>> Begin Dataset rows
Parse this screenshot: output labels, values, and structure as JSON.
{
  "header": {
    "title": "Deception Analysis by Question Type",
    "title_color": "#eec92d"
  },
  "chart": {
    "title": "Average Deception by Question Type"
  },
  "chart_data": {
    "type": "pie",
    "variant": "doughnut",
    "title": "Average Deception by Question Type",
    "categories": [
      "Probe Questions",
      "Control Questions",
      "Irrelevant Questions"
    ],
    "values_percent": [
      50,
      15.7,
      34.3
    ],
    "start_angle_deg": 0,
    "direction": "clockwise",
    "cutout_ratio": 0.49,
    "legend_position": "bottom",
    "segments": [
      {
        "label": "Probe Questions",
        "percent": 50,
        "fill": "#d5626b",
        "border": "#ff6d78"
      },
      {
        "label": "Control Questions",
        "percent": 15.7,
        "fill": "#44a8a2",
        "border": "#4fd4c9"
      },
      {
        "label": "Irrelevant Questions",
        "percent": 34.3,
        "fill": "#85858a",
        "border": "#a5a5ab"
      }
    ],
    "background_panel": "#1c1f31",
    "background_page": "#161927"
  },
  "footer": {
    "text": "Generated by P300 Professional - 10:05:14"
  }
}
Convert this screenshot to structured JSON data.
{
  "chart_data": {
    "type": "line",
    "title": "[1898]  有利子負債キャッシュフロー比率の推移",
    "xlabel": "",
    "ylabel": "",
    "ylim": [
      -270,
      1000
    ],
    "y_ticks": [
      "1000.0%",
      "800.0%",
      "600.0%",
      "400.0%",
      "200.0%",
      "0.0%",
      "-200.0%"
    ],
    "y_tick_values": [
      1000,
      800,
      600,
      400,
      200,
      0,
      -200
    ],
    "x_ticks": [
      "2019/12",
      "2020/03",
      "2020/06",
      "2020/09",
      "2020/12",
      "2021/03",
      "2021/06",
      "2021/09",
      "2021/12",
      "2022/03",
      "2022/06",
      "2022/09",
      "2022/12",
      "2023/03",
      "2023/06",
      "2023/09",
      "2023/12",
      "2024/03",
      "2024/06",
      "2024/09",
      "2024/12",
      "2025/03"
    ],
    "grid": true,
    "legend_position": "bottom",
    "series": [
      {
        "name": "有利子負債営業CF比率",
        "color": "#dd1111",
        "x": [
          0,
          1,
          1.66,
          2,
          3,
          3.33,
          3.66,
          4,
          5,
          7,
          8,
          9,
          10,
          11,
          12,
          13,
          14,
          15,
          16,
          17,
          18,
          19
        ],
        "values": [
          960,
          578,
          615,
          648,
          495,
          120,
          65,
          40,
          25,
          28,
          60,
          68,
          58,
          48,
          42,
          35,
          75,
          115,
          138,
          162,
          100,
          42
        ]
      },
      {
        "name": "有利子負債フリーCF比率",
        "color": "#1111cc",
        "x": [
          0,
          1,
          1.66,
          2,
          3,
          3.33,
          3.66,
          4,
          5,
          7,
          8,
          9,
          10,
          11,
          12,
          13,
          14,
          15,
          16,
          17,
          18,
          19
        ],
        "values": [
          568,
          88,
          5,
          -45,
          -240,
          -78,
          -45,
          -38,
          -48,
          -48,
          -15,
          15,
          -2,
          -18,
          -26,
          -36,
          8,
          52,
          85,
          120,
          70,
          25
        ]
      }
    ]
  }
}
>> End Dataset rows
--- Task to complete ---
Every entry above needs to be quoted exactly.

--- Response to this task ---
Parse this screenshot: output labels, values, and structure as JSON.
{
  "header": {
    "title": "Deception Analysis by Question Type",
    "title_color": "#eec92d"
  },
  "chart": {
    "title": "Average Deception by Question Type"
  },
  "chart_data": {
    "type": "pie",
    "variant": "doughnut",
    "title": "Average Deception by Question Type",
    "categories": [
      "Probe Questions",
      "Control Questions",
      "Irrelevant Questions"
    ],
    "values_percent": [
      50,
      15.7,
      34.3
    ],
    "start_angle_deg": 0,
    "direction": "clockwise",
    "cutout_ratio": 0.49,
    "legend_position": "bottom",
    "segments": [
      {
        "label": "Probe Questions",
        "percent": 50,
        "fill": "#d5626b",
        "border": "#ff6d78"
      },
      {
        "label": "Control Questions",
        "percent": 15.7,
        "fill": "#44a8a2",
        "border": "#4fd4c9"
      },
      {
        "label": "Irrelevant Questions",
        "percent": 34.3,
        "fill": "#85858a",
        "border": "#a5a5ab"
      }
    ],
    "background_panel": "#1c1f31",
    "background_page": "#161927"
  },
  "footer": {
    "text": "Generated by P300 Professional - 10:05:14"
  }
}
Convert this screenshot to structured JSON data.
{
  "chart_data": {
    "type": "line",
    "title": "[1898]  有利子負債キャッシュフロー比率の推移",
    "xlabel": "",
    "ylabel": "",
    "ylim": [
      -270,
      1000
    ],
    "y_ticks": [
      "1000.0%",
      "800.0%",
      "600.0%",
      "400.0%",
      "200.0%",
      "0.0%",
      "-200.0%"
    ],
    "y_tick_values": [
      1000,
      800,
      600,
      400,
      200,
      0,
      -200
    ],
    "x_ticks": [
      "2019/12",
      "2020/03",
      "2020/06",
      "2020/09",
      "2020/12",
      "2021/03",
      "2021/06",
      "2021/09",
      "2021/12",
      "2022/03",
      "2022/06",
      "2022/09",
      "2022/12",
      "2023/03",
      "2023/06",
      "2023/09",
      "2023/12",
      "2024/03",
      "2024/06",
      "2024/09",
      "2024/12",
      "2025/03"
    ],
    "grid": true,
    "legend_position": "bottom",
    "series": [
      {
        "name": "有利子負債営業CF比率",
        "color": "#dd1111",
        "x": [
          0,
          1,
          1.66,
          2,
          3,
          3.33,
          3.66,
          4,
          5,
          7,
          8,
          9,
          10,
          11,
          12,
          13,
          14,
          15,
          16,
          17,
          18,
          19
        ],
        "values": [
          960,
          578,
          615,
          648,
          495,
          120,
          65,
          40,
          25,
          28,
          60,
          68,
          58,
          48,
          42,
          35,
          75,
          115,
          138,
          162,
          100,
          42
        ]
      },
      {
        "name": "有利子負債フリーCF比率",
        "color": "#1111cc",
        "x": [
          0,
          1,
          1.66,
          2,
          3,
          3.33,
          3.66,
          4,
          5,
          7,
          8,
          9,
          10,
          11,
          12,
          13,
          14,
          15,
          16,
          17,
          18,
          19
        ],
        "values": [
          568,
          88,
          5,
          -45,
          -240,
          -78,
          -45,
          -38,
          -48,
          -48,
          -15,
          15,
          -2,
          -18,
          -26,
          -36,
          8,
          52,
          85,
          120,
          70,
          25
        ]
      }
    ]
  }
}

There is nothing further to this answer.